» **Exercise requirements**
Check each line of the data for "text" and select those that have it.

---- Given data

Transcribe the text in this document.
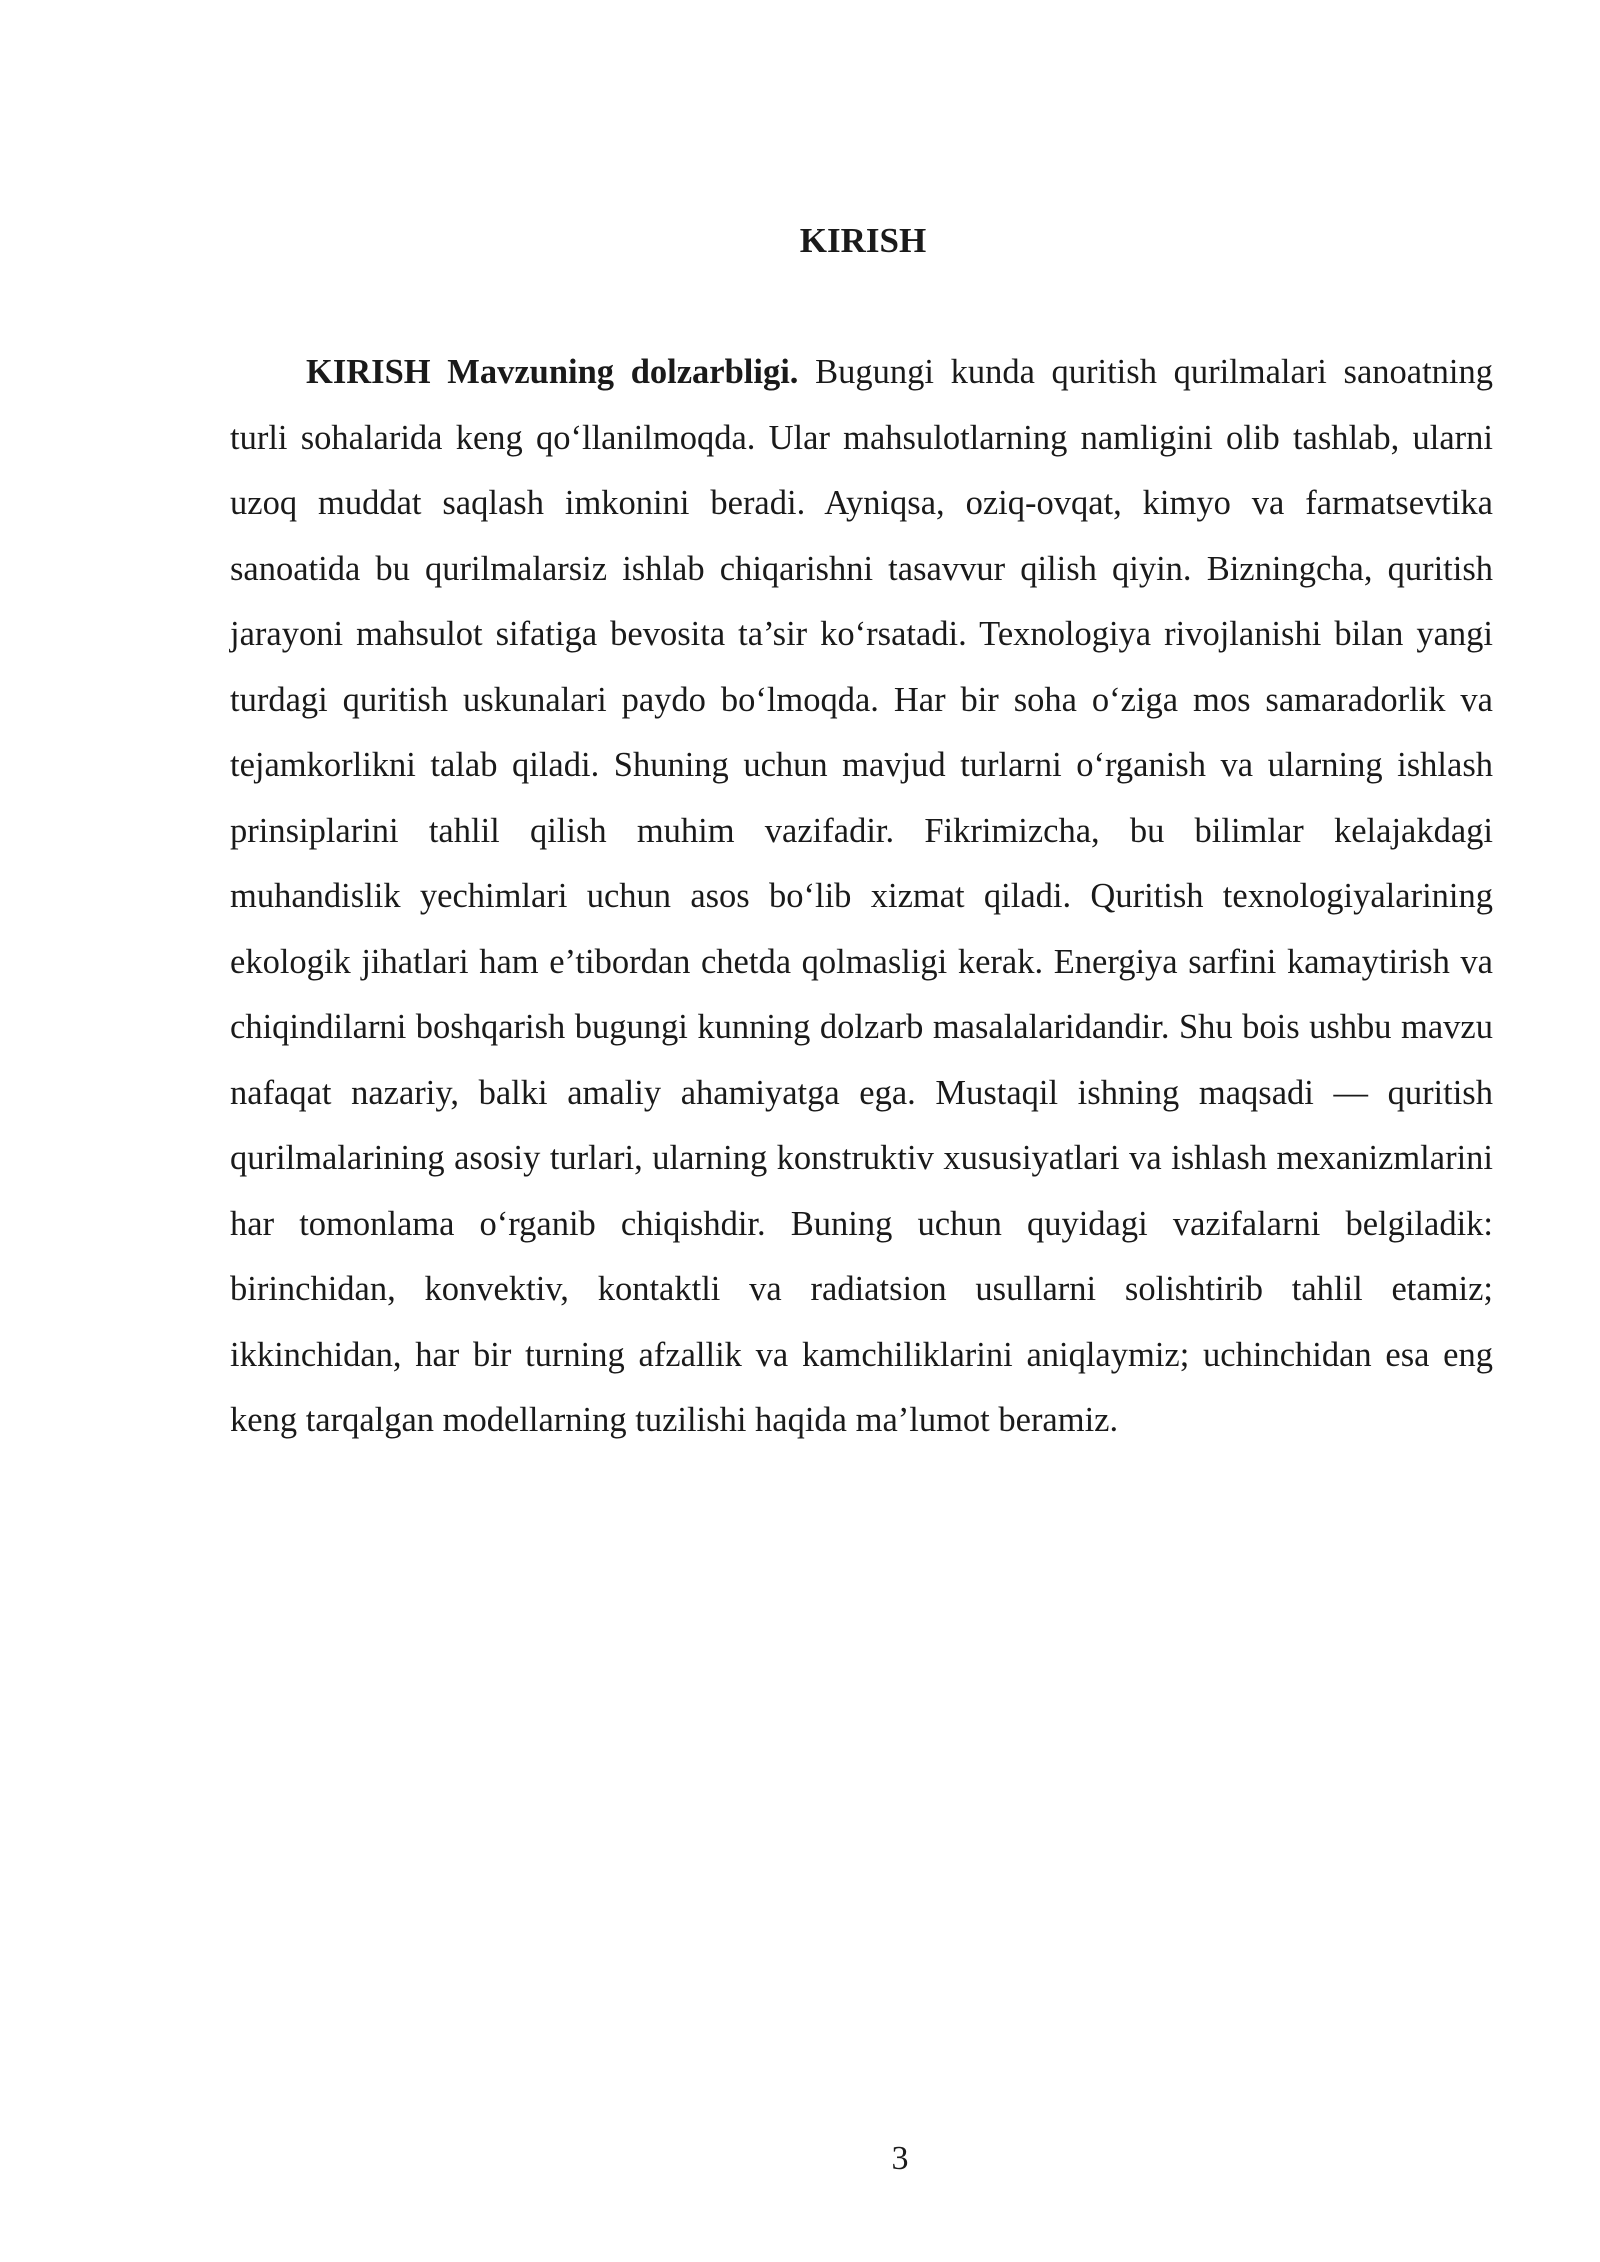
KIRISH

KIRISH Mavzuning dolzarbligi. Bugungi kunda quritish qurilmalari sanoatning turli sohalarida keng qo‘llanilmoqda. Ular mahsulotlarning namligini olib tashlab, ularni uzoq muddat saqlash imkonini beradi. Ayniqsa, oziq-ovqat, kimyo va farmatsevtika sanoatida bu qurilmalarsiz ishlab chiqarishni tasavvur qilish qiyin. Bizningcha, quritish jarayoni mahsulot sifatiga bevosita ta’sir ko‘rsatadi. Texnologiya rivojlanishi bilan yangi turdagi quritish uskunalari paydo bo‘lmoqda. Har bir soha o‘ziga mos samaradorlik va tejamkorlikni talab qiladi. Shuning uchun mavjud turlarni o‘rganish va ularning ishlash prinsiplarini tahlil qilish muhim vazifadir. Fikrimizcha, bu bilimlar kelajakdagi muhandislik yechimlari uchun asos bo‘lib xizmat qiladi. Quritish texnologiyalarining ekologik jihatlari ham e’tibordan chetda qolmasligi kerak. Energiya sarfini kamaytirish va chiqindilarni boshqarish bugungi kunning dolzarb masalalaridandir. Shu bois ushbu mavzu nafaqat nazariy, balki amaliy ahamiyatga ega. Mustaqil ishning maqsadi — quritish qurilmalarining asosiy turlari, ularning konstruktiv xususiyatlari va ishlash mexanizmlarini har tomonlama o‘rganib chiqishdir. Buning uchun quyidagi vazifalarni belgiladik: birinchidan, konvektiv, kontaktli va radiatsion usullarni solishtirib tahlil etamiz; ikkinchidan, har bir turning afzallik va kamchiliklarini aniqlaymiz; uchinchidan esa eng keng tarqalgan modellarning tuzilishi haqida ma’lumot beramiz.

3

--------
---- Given data

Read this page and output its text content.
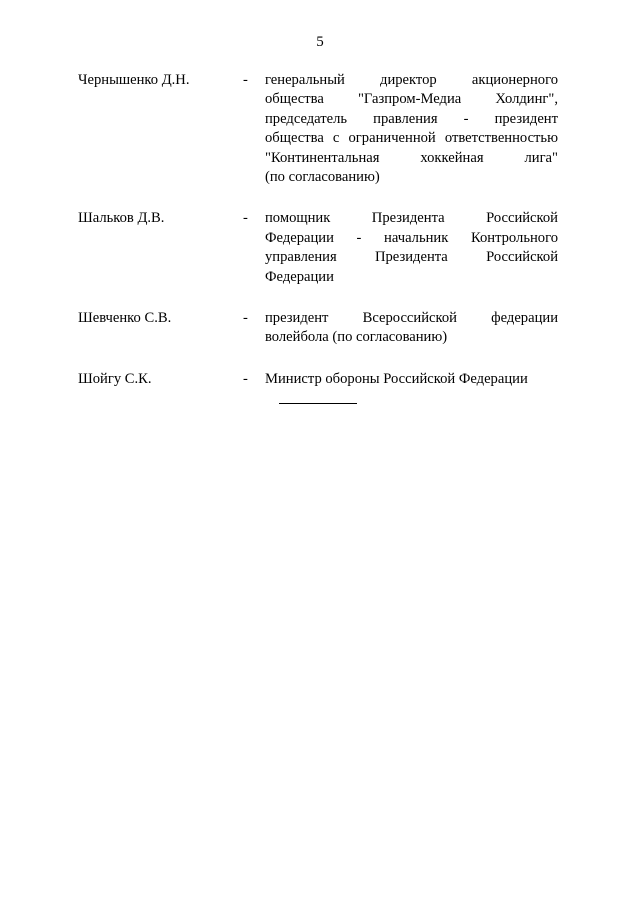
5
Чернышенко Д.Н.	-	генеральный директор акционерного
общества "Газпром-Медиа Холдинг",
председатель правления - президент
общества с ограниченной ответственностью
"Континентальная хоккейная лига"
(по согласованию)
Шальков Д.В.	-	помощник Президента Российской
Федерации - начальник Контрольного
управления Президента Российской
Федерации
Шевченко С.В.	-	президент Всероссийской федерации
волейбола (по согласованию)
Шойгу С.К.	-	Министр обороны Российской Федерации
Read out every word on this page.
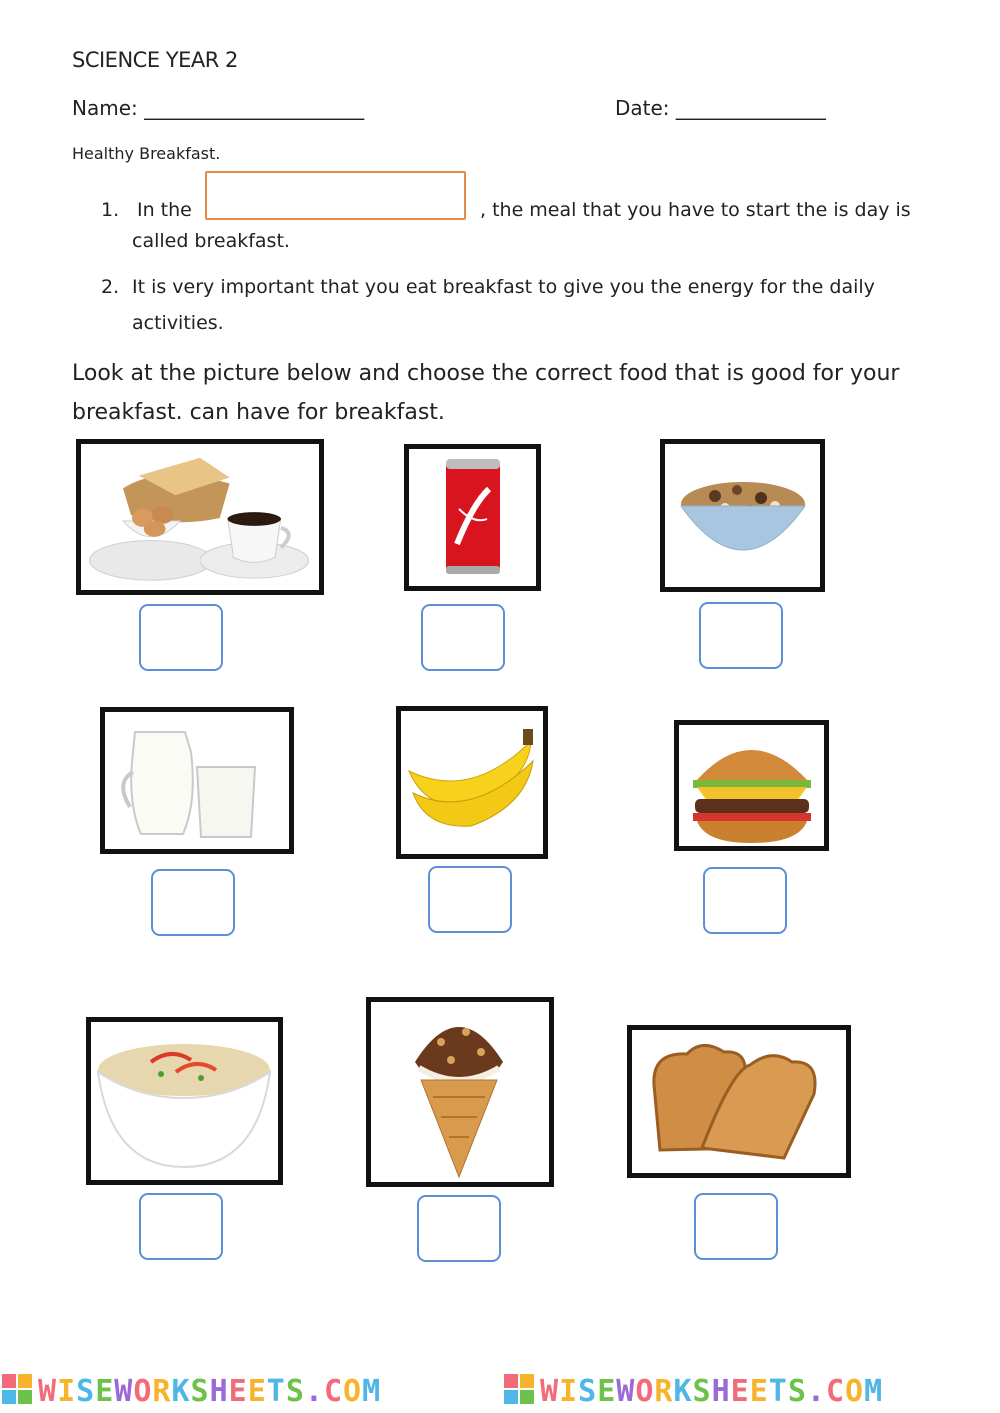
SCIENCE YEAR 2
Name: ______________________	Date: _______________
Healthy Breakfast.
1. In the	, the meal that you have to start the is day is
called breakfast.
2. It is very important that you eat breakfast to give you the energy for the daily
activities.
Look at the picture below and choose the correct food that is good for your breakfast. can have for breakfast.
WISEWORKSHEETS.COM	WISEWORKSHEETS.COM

--------

» **Answer to this exercise**
Transcribe the text in this document.
Read this page and output its text content.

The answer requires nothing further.